***** RECORDS FOR THE TASK

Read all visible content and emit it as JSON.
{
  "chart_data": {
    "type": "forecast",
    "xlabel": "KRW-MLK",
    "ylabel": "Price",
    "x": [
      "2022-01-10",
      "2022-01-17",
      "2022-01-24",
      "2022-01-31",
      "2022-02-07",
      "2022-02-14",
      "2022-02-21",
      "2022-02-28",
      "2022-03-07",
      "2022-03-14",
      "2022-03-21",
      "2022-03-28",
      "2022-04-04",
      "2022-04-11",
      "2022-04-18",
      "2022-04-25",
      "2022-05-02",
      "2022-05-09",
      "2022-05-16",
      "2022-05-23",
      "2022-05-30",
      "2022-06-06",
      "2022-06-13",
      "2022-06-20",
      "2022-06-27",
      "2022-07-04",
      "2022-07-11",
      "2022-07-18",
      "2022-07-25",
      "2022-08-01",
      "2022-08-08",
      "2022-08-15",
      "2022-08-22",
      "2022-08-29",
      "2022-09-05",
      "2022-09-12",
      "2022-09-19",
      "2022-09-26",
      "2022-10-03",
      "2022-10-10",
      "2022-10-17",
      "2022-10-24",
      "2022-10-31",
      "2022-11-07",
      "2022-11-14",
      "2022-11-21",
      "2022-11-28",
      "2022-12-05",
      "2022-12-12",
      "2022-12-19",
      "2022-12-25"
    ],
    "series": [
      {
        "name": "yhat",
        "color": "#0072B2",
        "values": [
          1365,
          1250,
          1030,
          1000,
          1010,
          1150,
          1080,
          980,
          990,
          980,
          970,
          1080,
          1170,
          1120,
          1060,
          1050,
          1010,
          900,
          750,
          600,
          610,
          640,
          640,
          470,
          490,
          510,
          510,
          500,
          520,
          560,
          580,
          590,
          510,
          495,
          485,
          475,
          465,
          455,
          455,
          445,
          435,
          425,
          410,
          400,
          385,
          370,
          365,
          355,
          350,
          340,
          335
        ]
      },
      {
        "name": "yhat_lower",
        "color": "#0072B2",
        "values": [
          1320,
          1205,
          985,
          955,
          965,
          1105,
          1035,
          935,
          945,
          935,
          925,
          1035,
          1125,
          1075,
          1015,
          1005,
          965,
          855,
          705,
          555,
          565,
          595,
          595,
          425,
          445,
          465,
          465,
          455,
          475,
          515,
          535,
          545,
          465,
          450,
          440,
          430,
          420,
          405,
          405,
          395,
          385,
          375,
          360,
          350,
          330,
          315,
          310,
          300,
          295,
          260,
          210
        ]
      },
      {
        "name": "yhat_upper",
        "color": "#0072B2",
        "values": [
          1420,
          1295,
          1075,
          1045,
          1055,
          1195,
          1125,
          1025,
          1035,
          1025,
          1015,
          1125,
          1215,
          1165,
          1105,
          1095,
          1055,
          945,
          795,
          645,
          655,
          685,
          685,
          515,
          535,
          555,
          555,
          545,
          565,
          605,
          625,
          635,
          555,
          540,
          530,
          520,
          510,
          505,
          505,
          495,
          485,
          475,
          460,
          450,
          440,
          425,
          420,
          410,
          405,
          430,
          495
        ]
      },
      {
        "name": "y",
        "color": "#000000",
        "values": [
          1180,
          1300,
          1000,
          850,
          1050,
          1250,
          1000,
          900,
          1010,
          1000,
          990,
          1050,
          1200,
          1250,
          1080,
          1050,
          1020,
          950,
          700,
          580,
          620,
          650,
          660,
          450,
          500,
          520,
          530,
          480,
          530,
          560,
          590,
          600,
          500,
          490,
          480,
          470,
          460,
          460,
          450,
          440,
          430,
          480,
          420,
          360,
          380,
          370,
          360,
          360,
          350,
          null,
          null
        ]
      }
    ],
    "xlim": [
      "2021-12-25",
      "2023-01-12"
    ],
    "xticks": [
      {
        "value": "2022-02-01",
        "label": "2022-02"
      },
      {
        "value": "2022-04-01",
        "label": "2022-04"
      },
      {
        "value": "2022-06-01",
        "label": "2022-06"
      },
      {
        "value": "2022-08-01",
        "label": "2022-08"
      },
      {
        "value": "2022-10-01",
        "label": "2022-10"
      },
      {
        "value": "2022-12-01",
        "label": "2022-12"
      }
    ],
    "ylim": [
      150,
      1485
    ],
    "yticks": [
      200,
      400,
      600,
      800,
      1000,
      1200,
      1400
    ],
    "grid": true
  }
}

**********

WHAT YOU HAVE TO DO
Identify every line above with the string "name" in it. Copy those lines.

REPLY TO THE TASK
        "name": "yhat",
        "name": "yhat_lower",
        "name": "yhat_upper",
        "name": "y",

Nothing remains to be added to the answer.